What you will do:
1. Summarize the discussion of atmospheric CO2 and δ13C in three sentences.
2. In the discussion of atmospheric CO2 and δ13C, about how many years of data are needed to separate the δ13C trend from the noise?
3. Write what comes next in the discussion of atmospheric CO2 and δ13C, picking up after its final sentence.
-- Passage shown start --
The other “problem” which is clearly shown on the plot that you posted is that there are times when atmospheric CO2 is increasing and yet the atmospheric δ13C value is also INCREASING (e.g. 1998-2001). These appear (to me at least) to correlate with La Niña events. Regardless, they demonstrate that some of the time, the incremental CO2 has a δ13C content that is higher (less negative) than current atmospheric levels. I believe this to be an extremely important point. You may also note that there are times when the rate of decrease in δ13C is faster (e.g. 1997-1998), which reflects a content that is significantly less that -13 per mil and these periods would appear to correlate with El Niño events.
Thus, my view of the δ13C content of the INCREMENTAL atmospheric CO2 averages out at -13 per mil, which happens to be roughly half way between a deep oceanic source and a biosphere/fossil source, and moves towards extremes of circa zero (during a La Niña) and – 26 (during an El Niño).

Reply to  Toneb
January 14, 2017 5:56 am

Jim,
It is like with many things in nature: it is not because there is a lot of natural variability that this denies a trend (natural or not). That is the case for temperature, CO2 increase rate, δ13C changes, sea level change,… In many cases you need several years (25 years for sea level) of data before you can (statistically) prove that there is a trend and what that trend is.
In the case of the CO2 increase you need at least 3 years of data to show the trend (~2 ppmv/year) over the noise (+/- 2 ppmv year by year).
In the case of δ13C you need ~8 years to separate the trend from the “noise”.
It can be proven from both the δ13C changes and the O2 changes that vegetation is the main cause of the variability around the trend, both for CO2 changes and δ13C changes. See:
http://www.bowdoin.edu/~mbattle/papers_posters_and_talks/BenderGBC2005.pdf
Vegetation is not the cause of the trend, as that is an increasing sink for CO2, preferentially 12CO2, thus increasing the relative 13CO2 content in the atmosphere and thus not the cause of the fast δ13C decline…
The oceans are higher in δ13C level than the atmosphere, thus neither responsible for the δ13C decline, but the deep ocean – atmosphere CO2 exchanges are responsible for the “dilution” of the δ13C decline caused by human emissions.

Jim Ross
Reply to  Toneb
January 14, 2017 7:33 am

Ferdinand,
Three points (with apologies if they sound blunt):
1. If I have two separate measurements of a trend, however short term they might be, I take notice.
http://i64.tinypic.com/fw0tvt.jpg
2. Do you agree that the long term decline of atmospheric δ13C over vastly more than 8 years is consistent with an average content of the incremental CO2 of -13 per mil? The plot below shows 40 years. If not, please provide your numerically-based analysis that fully explains this linear relationship.
-- Passage shown end --
-- Dataset rows start --
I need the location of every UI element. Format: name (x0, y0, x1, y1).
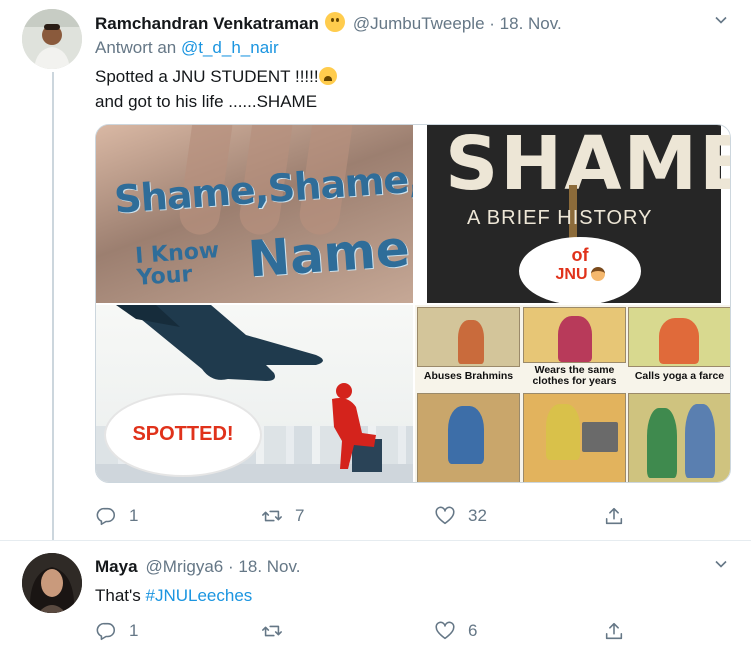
tweet-date[interactable]: 18. Nov. (238, 557, 300, 576)
computer-shape (582, 422, 618, 452)
comic-caption: Wears the same clothes for years (532, 364, 617, 387)
reply-to-prefix: Antwort an (95, 38, 177, 57)
reply-to-handle-link[interactable]: @t_d_h_nair (181, 38, 279, 57)
image-text: Name (246, 219, 412, 289)
reply-button[interactable]: 1 (95, 503, 138, 529)
book-title: SHAME (445, 125, 731, 207)
sitting-figure-illustration (332, 383, 382, 472)
retweet-button[interactable]: 7 (261, 503, 304, 529)
bubble-text: of (571, 245, 589, 265)
media-grid: Shame,Shame, I Know Your Name SHAME A BR… (95, 124, 731, 483)
avatar[interactable] (22, 553, 82, 613)
figure-shape (685, 404, 715, 478)
hashtag-link[interactable]: #JNULeeches (146, 586, 253, 605)
tweet-text-prefix: That's (95, 586, 146, 605)
speech-bubble: SPOTTED! (104, 393, 262, 477)
heart-icon (435, 506, 455, 525)
tweet-actions: 1 6 (95, 618, 635, 644)
reply-icon (96, 622, 116, 641)
like-button[interactable]: 32 (434, 503, 487, 529)
tweet-text: Spotted a JNU STUDENT !!!!! and got to h… (95, 64, 337, 114)
like-button[interactable]: 6 (434, 618, 477, 644)
figure-shape (448, 406, 484, 464)
pointing-hand-illustration (116, 305, 323, 381)
share-icon (605, 622, 623, 640)
comic-panel (417, 307, 520, 367)
reply-count: 1 (129, 506, 139, 525)
smiley-emoji-icon (324, 12, 345, 32)
retweet-icon (262, 625, 282, 637)
comic-panel (523, 307, 626, 363)
share-icon (605, 507, 623, 525)
retweet-icon (262, 510, 282, 522)
figure-shape (458, 320, 484, 364)
comic-caption: Abuses Brahmins (423, 370, 514, 382)
separator: · (228, 557, 234, 576)
share-button[interactable] (603, 618, 625, 644)
tweet[interactable]: Maya @Mrigya6 · 18. Nov. That's #JNULeech… (0, 540, 751, 650)
bubble-text: SPOTTED! (132, 423, 234, 445)
share-button[interactable] (603, 503, 625, 529)
reply-button[interactable]: 1 (95, 618, 138, 644)
figure-shape (647, 408, 677, 478)
tweet-actions: 1 7 32 (95, 503, 635, 529)
tweet-text: That's #JNULeeches (95, 583, 252, 608)
like-count: 32 (468, 506, 487, 525)
user-handle[interactable]: @JumbuTweeple (353, 14, 485, 33)
image-text-line: Your (135, 262, 194, 291)
display-name[interactable]: Maya (95, 557, 138, 576)
media-image-spotted[interactable]: SPOTTED! (96, 305, 413, 482)
user-handle[interactable]: @Mrigya6 (146, 557, 224, 576)
chevron-down-icon[interactable] (713, 12, 729, 28)
bubble-text: JNU (519, 266, 641, 284)
bubble-text-jnu: JNU (555, 266, 588, 283)
tired-face-emoji-icon (318, 67, 337, 85)
book-cover: SHAME A BRIEF HISTORY of JNU (427, 125, 730, 303)
figure-shape (659, 318, 699, 364)
heart-icon (435, 621, 455, 640)
display-name[interactable]: Ramchandran Venkatraman (95, 14, 319, 33)
separator: · (489, 14, 495, 33)
figure-shape (546, 404, 580, 460)
tweet-header: Ramchandran Venkatraman @JumbuTweeple · 1… (95, 12, 562, 34)
comic-panel (417, 393, 520, 482)
book-subtitle: A BRIEF HISTORY (467, 207, 653, 229)
thread-line (52, 72, 54, 540)
chevron-down-icon[interactable] (713, 556, 729, 572)
speech-bubble: of JNU (519, 237, 641, 303)
retweet-button[interactable] (261, 618, 295, 644)
reply-icon (96, 507, 116, 526)
facepalm-emoji-icon (590, 267, 605, 281)
avatar[interactable] (22, 9, 82, 69)
media-image-shame-name[interactable]: Shame,Shame, I Know Your Name (96, 125, 413, 303)
comic-panel (523, 393, 626, 482)
retweet-count: 7 (295, 506, 305, 525)
tweet[interactable]: Ramchandran Venkatraman @JumbuTweeple · 1… (0, 0, 751, 540)
tweet-date[interactable]: 18. Nov. (500, 14, 562, 33)
comic-panel (628, 307, 730, 367)
image-text: I Know Your (134, 238, 222, 291)
reply-count: 1 (129, 621, 139, 640)
tweet-header: Maya @Mrigya6 · 18. Nov. (95, 557, 300, 577)
comic-panel (628, 393, 730, 482)
figure-shape (558, 316, 592, 362)
comic-caption: Calls yoga a farce (634, 370, 725, 382)
media-image-shame-history[interactable]: SHAME A BRIEF HISTORY of JNU (415, 125, 730, 303)
tweet-text-line: Spotted a JNU STUDENT !!!!! (95, 67, 319, 86)
like-count: 6 (468, 621, 478, 640)
reply-to: Antwort an @t_d_h_nair (95, 38, 279, 58)
tweet-text-line: and got to his life ......SHAME (95, 92, 318, 111)
media-image-comic[interactable]: Abuses Brahmins Wears the same clothes f… (415, 305, 730, 482)
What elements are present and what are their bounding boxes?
-- Dataset rows end --
Responses in order:
1. One commenter notes that atmospheric δ13C sometimes rises while CO2 rises, apparently during La Niña events, and falls faster during El Niño events, and concludes that the incremental CO2 averages about -13 per mil. A reply argues that natural variability does not rule out a trend, that vegetation drives the variability but not the trend, and that deep ocean–atmosphere exchanges dilute the δ13C decline caused by human emissions. Jim Ross answers that two separate measurements of a trend deserve notice and asks whether the 40-year decline in δ13C is consistent with an incremental CO2 content of -13 per mil.

2. About 8 years.

3.
http://i64.tinypic.com/2qlwg42.jpg
3. Why do you post a link to a paper on O2/N2 when we are discussing δ13C content of CO2? I am surprised that any scientist could publish such a paper and discuss the O2/N2 decline only in terms of an annual decline rate (Gt C yr-1). I would not have accepted this paper if I had been asked to peer review it (but then I am not a “peer”). The relationship is linear with CO2 – did they really miss this?
http://i66.tinypic.com/d9ov5.jpg

Reply to  Toneb
January 14, 2017 12:30 pm

Jim,
1. Shows that there is a decline in δ13C everywhere, starting near ground level in the NH (where 90% of human emissions are) and with some delay reaching the height of Mauna Loa and passing the ITCZ near the equator reaching the south pole a few years kater.
2, Yes.
3. I did post the link to the O2/N2 ratio, because that shows us what the biosphere is doing. The biosphere is the only other source or sink for low-13C. All other known sources of CO2 have higher δ13C levels than the atmosphere: the (deep) oceans, volcanoes, carbonate rocks,… Only ancient (“fossil”) organic carbon and recent organic carbon is low to extremely low (natural gas) in δ13C level.
Thus the biosphere can be another source of low-13CO2, besides humans. The link did show that this is not the case: the biosphere is a net sink for CO2, not a source.
Of course the O2/N2 ratio goes down in exact ratio with fossile fuel use, as that uses oxygen. The point is that after distracting the fossil O2 use from the O2 decline, what rests is the oxygen use or production by the biosphere. In this case there is less O2 used than calculated from fossil fuel burning. Thus the biosphere produces more O2 than it uses, thus takes more CO2 in than it releases and preferentially 12CO2…
4. Thus the average decline in δ13C is with a CO2 increase which is in average -13 per mil, while what we add to the atmosphere is average -26 per mil. That only means that part of human emissions are redistributed between the atmosphere and other reservoirs and/or other reservoirs “dilute” the human δ13C “fingerprint” either by additional CO2 with a higher δ13C level or simply pass by in sufficient quantity to never come back (at least not in the next centuries).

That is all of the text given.